DATA ROWS:
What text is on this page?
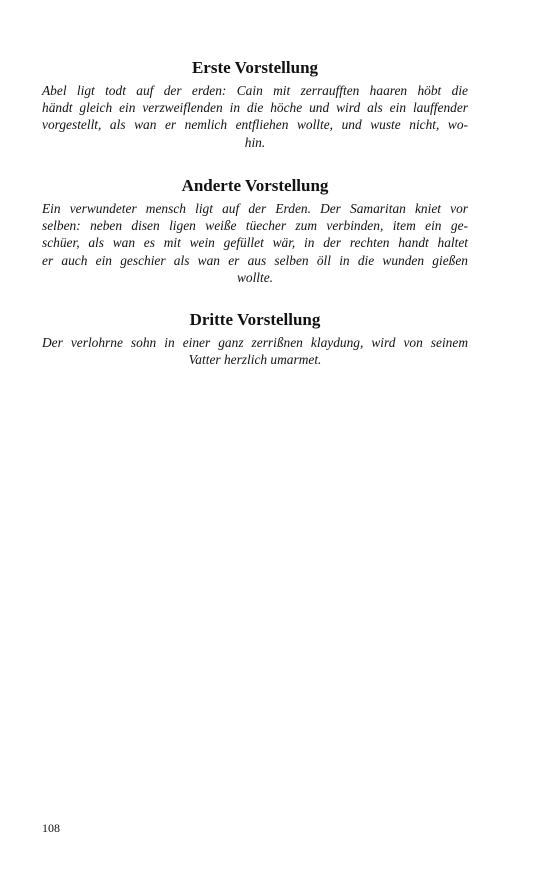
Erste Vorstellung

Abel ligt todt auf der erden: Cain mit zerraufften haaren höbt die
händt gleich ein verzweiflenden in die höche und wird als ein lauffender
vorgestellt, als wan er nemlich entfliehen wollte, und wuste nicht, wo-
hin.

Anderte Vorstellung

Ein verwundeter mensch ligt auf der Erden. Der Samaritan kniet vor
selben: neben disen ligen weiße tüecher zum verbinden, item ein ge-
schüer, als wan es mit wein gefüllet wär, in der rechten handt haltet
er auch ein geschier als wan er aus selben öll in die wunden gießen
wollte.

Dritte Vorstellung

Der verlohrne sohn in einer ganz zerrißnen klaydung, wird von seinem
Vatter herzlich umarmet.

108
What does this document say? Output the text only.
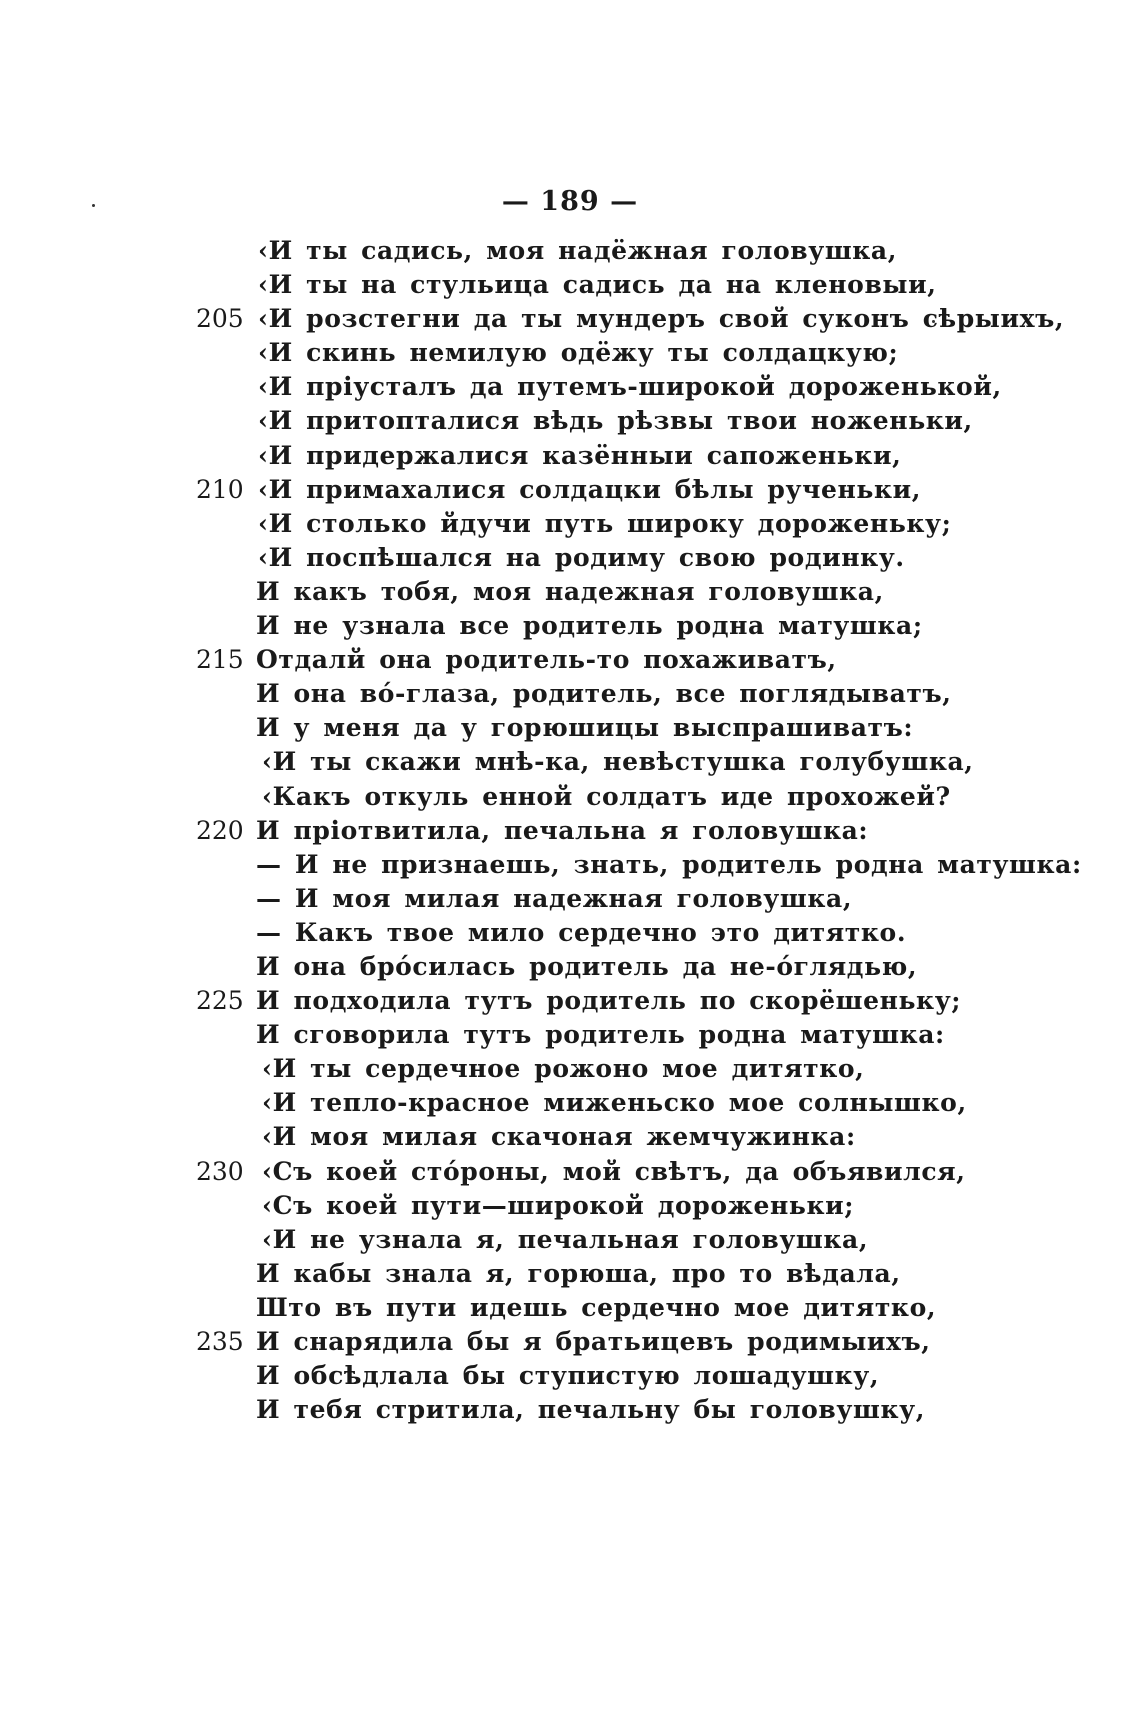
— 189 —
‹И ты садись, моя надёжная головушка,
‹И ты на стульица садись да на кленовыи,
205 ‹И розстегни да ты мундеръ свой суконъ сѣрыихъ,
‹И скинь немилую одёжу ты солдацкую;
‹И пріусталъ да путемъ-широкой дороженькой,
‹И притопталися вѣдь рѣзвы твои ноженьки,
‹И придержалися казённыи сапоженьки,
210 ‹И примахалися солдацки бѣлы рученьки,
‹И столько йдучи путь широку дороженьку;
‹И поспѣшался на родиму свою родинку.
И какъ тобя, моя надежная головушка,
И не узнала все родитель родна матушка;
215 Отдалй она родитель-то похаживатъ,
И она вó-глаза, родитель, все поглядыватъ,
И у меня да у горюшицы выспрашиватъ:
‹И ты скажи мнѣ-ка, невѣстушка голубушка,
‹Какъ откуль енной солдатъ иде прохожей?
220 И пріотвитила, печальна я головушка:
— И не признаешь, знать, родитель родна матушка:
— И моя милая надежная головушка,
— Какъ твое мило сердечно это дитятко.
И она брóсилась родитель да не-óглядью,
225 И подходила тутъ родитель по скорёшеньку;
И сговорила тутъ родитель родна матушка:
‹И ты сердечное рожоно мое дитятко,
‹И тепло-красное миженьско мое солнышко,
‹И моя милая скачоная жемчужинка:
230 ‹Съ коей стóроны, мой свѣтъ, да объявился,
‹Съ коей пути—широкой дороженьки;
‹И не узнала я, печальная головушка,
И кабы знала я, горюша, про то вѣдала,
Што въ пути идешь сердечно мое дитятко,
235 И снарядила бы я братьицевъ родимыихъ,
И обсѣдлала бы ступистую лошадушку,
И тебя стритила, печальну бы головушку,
...
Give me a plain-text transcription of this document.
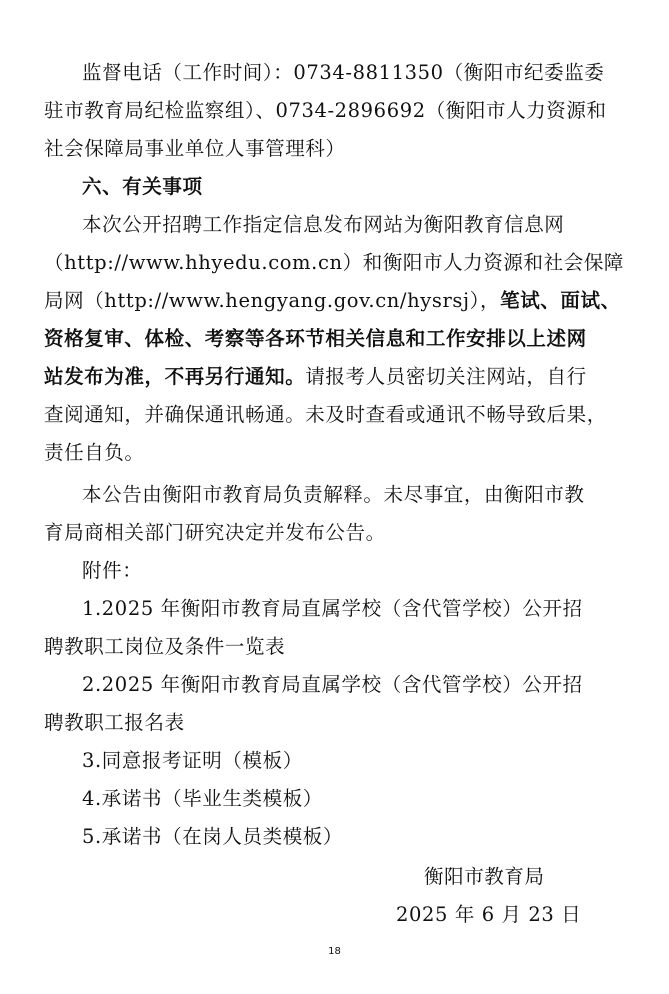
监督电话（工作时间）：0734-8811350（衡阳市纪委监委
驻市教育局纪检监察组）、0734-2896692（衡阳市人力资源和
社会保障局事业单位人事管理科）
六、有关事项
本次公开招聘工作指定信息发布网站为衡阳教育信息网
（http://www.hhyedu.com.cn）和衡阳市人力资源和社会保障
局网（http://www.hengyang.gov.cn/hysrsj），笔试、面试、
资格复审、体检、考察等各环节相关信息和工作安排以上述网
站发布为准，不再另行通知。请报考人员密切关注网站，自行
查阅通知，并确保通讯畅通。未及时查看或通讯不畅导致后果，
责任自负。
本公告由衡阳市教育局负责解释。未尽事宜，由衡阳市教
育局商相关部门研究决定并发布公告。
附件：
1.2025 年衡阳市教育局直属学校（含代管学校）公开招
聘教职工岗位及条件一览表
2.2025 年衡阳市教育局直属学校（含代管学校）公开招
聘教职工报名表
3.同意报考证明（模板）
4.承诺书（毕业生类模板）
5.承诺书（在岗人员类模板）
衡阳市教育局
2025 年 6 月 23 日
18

YOUR INSTRUCTIONS: Search the listing for the word "узнала". Copy every line in which it occurs.

CORRECT RESULT:
И не узнала все родитель родна матушка;
‹И не узнала я, печальная головушка,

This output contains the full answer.